**RECORDS SHOWN:**
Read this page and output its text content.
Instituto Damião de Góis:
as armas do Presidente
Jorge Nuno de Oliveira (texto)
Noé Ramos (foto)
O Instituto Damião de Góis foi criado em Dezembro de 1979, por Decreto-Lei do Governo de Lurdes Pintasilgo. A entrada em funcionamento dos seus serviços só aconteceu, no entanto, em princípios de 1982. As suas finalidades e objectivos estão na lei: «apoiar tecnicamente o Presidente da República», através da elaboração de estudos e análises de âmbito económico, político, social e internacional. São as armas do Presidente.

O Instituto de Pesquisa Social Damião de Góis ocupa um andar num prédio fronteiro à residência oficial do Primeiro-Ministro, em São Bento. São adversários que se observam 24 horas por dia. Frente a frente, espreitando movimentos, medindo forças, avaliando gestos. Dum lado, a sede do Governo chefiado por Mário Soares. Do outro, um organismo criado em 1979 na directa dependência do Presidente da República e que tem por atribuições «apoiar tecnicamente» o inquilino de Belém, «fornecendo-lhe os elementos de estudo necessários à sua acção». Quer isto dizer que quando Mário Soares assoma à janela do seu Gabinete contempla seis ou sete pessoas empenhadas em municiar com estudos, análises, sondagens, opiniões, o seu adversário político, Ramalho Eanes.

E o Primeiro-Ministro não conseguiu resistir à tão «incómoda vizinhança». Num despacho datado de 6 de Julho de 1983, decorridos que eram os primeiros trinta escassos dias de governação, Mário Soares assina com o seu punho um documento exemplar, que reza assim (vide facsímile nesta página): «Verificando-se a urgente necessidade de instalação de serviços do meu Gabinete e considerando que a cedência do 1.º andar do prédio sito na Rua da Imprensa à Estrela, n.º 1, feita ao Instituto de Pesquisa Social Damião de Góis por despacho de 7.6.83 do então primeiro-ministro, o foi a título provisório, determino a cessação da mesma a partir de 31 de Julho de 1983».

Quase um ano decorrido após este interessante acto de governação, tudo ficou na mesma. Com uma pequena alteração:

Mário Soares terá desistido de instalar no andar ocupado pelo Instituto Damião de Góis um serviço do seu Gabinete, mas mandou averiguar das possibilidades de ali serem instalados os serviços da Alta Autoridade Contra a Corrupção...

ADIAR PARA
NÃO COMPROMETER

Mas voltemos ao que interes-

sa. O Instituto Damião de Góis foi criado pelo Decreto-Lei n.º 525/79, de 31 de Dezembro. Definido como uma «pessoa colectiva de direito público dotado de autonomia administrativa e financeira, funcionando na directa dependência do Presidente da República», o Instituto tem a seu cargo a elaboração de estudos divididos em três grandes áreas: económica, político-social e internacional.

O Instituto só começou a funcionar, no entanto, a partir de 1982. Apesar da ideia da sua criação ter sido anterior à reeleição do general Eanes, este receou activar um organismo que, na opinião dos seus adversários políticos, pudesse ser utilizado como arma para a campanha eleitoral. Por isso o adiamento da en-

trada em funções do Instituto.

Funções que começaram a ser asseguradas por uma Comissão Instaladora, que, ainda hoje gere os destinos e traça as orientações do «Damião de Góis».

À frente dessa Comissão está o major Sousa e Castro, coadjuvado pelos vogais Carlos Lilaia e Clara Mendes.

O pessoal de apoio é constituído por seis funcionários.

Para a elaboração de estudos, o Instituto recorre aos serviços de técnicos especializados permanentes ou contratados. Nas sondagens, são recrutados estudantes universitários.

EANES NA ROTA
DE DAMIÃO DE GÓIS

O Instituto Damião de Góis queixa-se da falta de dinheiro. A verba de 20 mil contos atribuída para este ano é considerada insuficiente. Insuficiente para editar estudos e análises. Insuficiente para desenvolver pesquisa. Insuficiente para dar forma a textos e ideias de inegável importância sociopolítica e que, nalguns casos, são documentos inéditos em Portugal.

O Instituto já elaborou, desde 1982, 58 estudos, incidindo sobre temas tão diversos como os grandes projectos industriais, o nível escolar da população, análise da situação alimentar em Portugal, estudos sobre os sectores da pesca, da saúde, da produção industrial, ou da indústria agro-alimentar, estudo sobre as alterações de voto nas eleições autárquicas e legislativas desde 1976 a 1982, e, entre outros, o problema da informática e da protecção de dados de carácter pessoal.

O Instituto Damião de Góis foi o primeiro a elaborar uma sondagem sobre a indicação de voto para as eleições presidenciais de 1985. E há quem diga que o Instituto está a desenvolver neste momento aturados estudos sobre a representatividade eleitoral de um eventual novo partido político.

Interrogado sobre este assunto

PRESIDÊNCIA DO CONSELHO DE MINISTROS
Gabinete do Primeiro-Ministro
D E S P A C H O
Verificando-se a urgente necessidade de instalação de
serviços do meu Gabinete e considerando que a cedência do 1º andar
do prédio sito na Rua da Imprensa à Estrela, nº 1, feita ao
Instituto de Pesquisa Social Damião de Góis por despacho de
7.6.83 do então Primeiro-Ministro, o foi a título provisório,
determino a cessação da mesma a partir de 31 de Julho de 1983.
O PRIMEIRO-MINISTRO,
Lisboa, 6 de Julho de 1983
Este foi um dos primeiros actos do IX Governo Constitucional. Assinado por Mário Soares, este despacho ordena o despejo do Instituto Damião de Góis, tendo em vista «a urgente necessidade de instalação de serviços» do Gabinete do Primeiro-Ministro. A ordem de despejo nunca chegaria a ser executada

**WHAT YOU HAVE TO DO:**
Repeat every record exactly as written, please.

**FULL OUTPUT:**
Read this page and output its text content.
Instituto Damião de Góis:
as armas do Presidente
Jorge Nuno de Oliveira (texto)
Noé Ramos (foto)
O Instituto Damião de Góis foi criado em Dezembro de 1979, por Decreto-Lei do Governo de Lurdes Pintasilgo. A entrada em funcionamento dos seus serviços só aconteceu, no entanto, em princípios de 1982. As suas finalidades e objectivos estão na lei: «apoiar tecnicamente o Presidente da República», através da elaboração de estudos e análises de âmbito económico, político, social e internacional. São as armas do Presidente.

O Instituto de Pesquisa Social Damião de Góis ocupa um andar num prédio fronteiro à residência oficial do Primeiro-Ministro, em São Bento. São adversários que se observam 24 horas por dia. Frente a frente, espreitando movimentos, medindo forças, avaliando gestos. Dum lado, a sede do Governo chefiado por Mário Soares. Do outro, um organismo criado em 1979 na directa dependência do Presidente da República e que tem por atribuições «apoiar tecnicamente» o inquilino de Belém, «fornecendo-lhe os elementos de estudo necessários à sua acção». Quer isto dizer que quando Mário Soares assoma à janela do seu Gabinete contempla seis ou sete pessoas empenhadas em municiar com estudos, análises, sondagens, opiniões, o seu adversário político, Ramalho Eanes.

E o Primeiro-Ministro não conseguiu resistir à tão «incómoda vizinhança». Num despacho datado de 6 de Julho de 1983, decorridos que eram os primeiros trinta escassos dias de governação, Mário Soares assina com o seu punho um documento exemplar, que reza assim (vide facsímile nesta página): «Verificando-se a urgente necessidade de instalação de serviços do meu Gabinete e considerando que a cedência do 1.º andar do prédio sito na Rua da Imprensa à Estrela, n.º 1, feita ao Instituto de Pesquisa Social Damião de Góis por despacho de 7.6.83 do então primeiro-ministro, o foi a título provisório, determino a cessação da mesma a partir de 31 de Julho de 1983».

Quase um ano decorrido após este interessante acto de governação, tudo ficou na mesma. Com uma pequena alteração:

Mário Soares terá desistido de instalar no andar ocupado pelo Instituto Damião de Góis um serviço do seu Gabinete, mas mandou averiguar das possibilidades de ali serem instalados os serviços da Alta Autoridade Contra a Corrupção...

ADIAR PARA
NÃO COMPROMETER

Mas voltemos ao que interes-

sa. O Instituto Damião de Góis foi criado pelo Decreto-Lei n.º 525/79, de 31 de Dezembro. Definido como uma «pessoa colectiva de direito público dotado de autonomia administrativa e financeira, funcionando na directa dependência do Presidente da República», o Instituto tem a seu cargo a elaboração de estudos divididos em três grandes áreas: económica, político-social e internacional.

O Instituto só começou a funcionar, no entanto, a partir de 1982. Apesar da ideia da sua criação ter sido anterior à reeleição do general Eanes, este receou activar um organismo que, na opinião dos seus adversários políticos, pudesse ser utilizado como arma para a campanha eleitoral. Por isso o adiamento da en-

trada em funções do Instituto.

Funções que começaram a ser asseguradas por uma Comissão Instaladora, que, ainda hoje gere os destinos e traça as orientações do «Damião de Góis».

À frente dessa Comissão está o major Sousa e Castro, coadjuvado pelos vogais Carlos Lilaia e Clara Mendes.

O pessoal de apoio é constituído por seis funcionários.

Para a elaboração de estudos, o Instituto recorre aos serviços de técnicos especializados permanentes ou contratados. Nas sondagens, são recrutados estudantes universitários.

EANES NA ROTA
DE DAMIÃO DE GÓIS

O Instituto Damião de Góis queixa-se da falta de dinheiro. A verba de 20 mil contos atribuída para este ano é considerada insuficiente. Insuficiente para editar estudos e análises. Insuficiente para desenvolver pesquisa. Insuficiente para dar forma a textos e ideias de inegável importância sociopolítica e que, nalguns casos, são documentos inéditos em Portugal.

O Instituto já elaborou, desde 1982, 58 estudos, incidindo sobre temas tão diversos como os grandes projectos industriais, o nível escolar da população, análise da situação alimentar em Portugal, estudos sobre os sectores da pesca, da saúde, da produção industrial, ou da indústria agro-alimentar, estudo sobre as alterações de voto nas eleições autárquicas e legislativas desde 1976 a 1982, e, entre outros, o problema da informática e da protecção de dados de carácter pessoal.

O Instituto Damião de Góis foi o primeiro a elaborar uma sondagem sobre a indicação de voto para as eleições presidenciais de 1985. E há quem diga que o Instituto está a desenvolver neste momento aturados estudos sobre a representatividade eleitoral de um eventual novo partido político.

Interrogado sobre este assunto

PRESIDÊNCIA DO CONSELHO DE MINISTROS
Gabinete do Primeiro-Ministro
D E S P A C H O
Verificando-se a urgente necessidade de instalação de
serviços do meu Gabinete e considerando que a cedência do 1º andar
do prédio sito na Rua da Imprensa à Estrela, nº 1, feita ao
Instituto de Pesquisa Social Damião de Góis por despacho de
7.6.83 do então Primeiro-Ministro, o foi a título provisório,
determino a cessação da mesma a partir de 31 de Julho de 1983.
O PRIMEIRO-MINISTRO,
Lisboa, 6 de Julho de 1983
Este foi um dos primeiros actos do IX Governo Constitucional. Assinado por Mário Soares, este despacho ordena o despejo do Instituto Damião de Góis, tendo em vista «a urgente necessidade de instalação de serviços» do Gabinete do Primeiro-Ministro. A ordem de despejo nunca chegaria a ser executada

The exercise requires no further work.